** Begin Records for the exercise **
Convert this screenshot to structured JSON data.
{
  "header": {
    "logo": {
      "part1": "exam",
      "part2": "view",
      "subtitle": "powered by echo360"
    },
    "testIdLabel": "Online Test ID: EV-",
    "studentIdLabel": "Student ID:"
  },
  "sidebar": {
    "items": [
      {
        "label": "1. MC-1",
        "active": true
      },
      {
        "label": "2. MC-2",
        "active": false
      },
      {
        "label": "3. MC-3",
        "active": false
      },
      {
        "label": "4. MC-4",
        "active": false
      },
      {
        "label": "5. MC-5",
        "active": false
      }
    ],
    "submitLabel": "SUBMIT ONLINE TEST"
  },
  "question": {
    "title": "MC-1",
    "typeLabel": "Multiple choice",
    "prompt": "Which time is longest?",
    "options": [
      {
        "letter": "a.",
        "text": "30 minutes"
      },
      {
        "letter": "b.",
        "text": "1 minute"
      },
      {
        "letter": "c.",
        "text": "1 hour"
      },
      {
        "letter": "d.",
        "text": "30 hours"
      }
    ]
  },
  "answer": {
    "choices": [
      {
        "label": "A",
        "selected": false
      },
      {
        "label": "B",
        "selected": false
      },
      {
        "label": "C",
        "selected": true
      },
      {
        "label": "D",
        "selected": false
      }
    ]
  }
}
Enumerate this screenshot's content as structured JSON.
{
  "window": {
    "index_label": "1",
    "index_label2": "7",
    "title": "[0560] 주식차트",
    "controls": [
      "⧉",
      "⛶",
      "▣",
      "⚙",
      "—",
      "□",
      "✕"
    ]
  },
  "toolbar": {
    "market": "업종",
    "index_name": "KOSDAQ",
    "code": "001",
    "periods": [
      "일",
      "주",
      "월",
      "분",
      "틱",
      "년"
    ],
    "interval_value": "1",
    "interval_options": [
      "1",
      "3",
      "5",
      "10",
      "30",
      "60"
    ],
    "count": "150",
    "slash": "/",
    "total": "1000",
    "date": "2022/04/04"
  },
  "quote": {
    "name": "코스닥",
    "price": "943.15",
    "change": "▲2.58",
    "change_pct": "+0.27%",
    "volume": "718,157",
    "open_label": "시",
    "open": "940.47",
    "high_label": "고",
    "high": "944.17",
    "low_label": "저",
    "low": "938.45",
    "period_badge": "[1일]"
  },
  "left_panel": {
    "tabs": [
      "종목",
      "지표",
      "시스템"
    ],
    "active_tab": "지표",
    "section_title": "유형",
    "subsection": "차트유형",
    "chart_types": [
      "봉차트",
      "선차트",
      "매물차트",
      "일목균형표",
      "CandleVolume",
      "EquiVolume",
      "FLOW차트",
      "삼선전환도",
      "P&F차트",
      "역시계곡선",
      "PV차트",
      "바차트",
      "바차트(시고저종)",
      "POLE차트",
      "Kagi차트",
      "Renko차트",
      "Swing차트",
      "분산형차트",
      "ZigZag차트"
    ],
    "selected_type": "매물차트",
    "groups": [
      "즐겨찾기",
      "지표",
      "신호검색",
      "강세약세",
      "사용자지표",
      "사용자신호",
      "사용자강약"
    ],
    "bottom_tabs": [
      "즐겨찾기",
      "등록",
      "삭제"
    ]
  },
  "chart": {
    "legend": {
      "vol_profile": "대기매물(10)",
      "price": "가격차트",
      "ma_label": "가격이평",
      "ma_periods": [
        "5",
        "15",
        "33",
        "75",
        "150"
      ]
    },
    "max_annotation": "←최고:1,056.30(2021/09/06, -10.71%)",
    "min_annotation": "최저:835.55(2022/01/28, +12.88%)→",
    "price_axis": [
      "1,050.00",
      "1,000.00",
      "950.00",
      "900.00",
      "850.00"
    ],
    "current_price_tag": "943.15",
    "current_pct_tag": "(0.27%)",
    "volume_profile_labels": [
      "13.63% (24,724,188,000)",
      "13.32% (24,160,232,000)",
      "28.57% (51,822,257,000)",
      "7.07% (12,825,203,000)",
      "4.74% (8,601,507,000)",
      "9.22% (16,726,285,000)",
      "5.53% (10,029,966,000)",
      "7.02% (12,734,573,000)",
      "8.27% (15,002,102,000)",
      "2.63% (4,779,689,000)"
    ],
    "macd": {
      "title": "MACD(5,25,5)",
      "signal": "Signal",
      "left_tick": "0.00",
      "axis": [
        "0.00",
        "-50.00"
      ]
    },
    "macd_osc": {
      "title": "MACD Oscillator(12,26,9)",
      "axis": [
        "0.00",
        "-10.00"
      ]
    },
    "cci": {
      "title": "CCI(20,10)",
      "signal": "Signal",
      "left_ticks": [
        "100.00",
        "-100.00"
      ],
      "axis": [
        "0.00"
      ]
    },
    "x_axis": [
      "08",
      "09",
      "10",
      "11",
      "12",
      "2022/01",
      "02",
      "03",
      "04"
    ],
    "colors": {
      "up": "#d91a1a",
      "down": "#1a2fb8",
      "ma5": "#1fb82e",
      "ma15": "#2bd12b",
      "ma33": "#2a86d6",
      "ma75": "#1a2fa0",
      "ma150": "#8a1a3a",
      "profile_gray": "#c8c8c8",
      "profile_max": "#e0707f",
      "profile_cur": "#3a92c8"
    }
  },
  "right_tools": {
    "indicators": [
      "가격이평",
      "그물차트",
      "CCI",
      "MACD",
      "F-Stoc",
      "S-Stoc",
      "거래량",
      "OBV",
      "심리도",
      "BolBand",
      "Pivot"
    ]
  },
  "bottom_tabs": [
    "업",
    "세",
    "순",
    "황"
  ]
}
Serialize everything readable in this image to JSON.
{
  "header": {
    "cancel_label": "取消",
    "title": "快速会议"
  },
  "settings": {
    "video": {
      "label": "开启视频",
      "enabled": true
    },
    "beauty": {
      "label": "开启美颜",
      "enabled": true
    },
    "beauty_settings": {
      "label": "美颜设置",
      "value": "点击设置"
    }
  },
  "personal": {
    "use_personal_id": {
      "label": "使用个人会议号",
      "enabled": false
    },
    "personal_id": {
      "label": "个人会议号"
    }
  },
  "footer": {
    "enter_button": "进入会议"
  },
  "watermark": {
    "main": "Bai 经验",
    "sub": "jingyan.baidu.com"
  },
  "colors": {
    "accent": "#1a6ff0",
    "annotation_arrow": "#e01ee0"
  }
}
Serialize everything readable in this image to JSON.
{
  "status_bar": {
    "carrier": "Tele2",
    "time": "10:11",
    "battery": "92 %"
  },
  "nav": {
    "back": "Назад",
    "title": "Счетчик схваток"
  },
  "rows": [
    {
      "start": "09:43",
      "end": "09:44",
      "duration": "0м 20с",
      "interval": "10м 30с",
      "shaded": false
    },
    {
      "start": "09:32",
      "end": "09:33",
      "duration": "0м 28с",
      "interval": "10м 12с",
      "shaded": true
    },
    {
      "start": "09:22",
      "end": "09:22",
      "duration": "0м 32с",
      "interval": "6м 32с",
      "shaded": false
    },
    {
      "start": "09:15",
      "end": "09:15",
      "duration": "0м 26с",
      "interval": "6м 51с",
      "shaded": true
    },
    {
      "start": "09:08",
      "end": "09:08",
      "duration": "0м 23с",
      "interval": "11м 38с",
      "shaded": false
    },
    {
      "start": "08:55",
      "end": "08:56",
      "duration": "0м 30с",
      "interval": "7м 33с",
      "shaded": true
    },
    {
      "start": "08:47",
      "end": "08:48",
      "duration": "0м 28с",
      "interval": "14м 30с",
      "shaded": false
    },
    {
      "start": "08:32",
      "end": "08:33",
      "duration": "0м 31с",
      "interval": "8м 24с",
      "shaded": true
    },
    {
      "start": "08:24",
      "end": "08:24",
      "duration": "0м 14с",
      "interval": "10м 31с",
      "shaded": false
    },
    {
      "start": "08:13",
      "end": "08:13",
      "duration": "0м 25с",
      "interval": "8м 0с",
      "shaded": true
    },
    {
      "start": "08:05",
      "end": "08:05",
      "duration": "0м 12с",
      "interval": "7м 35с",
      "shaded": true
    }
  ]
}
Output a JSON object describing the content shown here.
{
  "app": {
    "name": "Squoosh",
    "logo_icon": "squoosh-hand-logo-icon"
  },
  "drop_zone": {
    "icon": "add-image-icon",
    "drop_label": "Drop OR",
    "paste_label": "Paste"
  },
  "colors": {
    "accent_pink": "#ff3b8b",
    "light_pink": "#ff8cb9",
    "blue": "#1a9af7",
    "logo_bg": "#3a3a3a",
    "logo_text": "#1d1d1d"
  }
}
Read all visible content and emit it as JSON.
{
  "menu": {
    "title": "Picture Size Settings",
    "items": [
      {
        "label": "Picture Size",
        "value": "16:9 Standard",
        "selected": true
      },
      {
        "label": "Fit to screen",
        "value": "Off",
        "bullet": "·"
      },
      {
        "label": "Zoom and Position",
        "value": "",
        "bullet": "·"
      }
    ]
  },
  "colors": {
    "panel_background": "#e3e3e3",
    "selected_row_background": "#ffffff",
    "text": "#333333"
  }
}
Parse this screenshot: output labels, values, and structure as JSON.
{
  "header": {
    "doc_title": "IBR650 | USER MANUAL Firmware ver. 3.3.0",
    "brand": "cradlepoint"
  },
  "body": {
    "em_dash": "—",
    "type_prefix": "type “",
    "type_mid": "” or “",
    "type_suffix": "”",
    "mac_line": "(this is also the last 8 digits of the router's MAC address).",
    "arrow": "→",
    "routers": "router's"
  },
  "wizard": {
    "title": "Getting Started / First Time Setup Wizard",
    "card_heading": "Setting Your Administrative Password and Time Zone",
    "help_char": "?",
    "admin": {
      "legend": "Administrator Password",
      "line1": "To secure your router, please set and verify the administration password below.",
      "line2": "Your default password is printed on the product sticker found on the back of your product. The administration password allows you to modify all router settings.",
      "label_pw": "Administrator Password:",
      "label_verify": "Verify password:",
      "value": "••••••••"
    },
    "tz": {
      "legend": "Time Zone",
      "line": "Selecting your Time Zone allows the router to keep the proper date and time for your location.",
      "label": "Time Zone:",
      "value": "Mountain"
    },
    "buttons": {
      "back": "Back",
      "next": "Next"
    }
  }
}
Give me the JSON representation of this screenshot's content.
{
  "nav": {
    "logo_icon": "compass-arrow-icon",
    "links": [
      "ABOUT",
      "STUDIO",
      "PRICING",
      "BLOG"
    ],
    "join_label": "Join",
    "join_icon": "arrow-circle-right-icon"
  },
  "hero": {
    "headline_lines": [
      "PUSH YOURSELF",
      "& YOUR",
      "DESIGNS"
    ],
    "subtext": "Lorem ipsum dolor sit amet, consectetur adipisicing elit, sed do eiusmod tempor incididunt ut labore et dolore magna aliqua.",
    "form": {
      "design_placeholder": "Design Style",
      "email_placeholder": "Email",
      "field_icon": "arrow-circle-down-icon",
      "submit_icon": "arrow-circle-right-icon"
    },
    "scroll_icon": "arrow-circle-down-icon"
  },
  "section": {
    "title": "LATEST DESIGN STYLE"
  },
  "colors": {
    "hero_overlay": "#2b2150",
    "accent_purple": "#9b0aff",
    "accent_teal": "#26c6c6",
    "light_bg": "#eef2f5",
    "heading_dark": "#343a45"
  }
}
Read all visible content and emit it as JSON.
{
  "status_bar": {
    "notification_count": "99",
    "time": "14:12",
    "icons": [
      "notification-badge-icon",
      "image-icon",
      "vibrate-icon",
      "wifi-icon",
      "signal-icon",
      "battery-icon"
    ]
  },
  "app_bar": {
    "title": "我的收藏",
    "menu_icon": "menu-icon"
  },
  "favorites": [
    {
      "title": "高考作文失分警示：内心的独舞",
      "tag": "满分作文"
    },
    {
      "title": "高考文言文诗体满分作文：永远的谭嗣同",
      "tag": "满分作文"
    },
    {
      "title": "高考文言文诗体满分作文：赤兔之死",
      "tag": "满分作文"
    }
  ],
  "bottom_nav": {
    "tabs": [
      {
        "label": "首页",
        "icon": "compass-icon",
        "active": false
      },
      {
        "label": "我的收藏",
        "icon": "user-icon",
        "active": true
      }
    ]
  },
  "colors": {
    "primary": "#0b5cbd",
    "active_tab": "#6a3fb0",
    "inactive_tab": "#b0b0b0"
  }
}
** End Records for the exercise **
== Task directions ==
Go through the records line by line and count those containing the string "JSON". Give only the total.

== Final result ==
9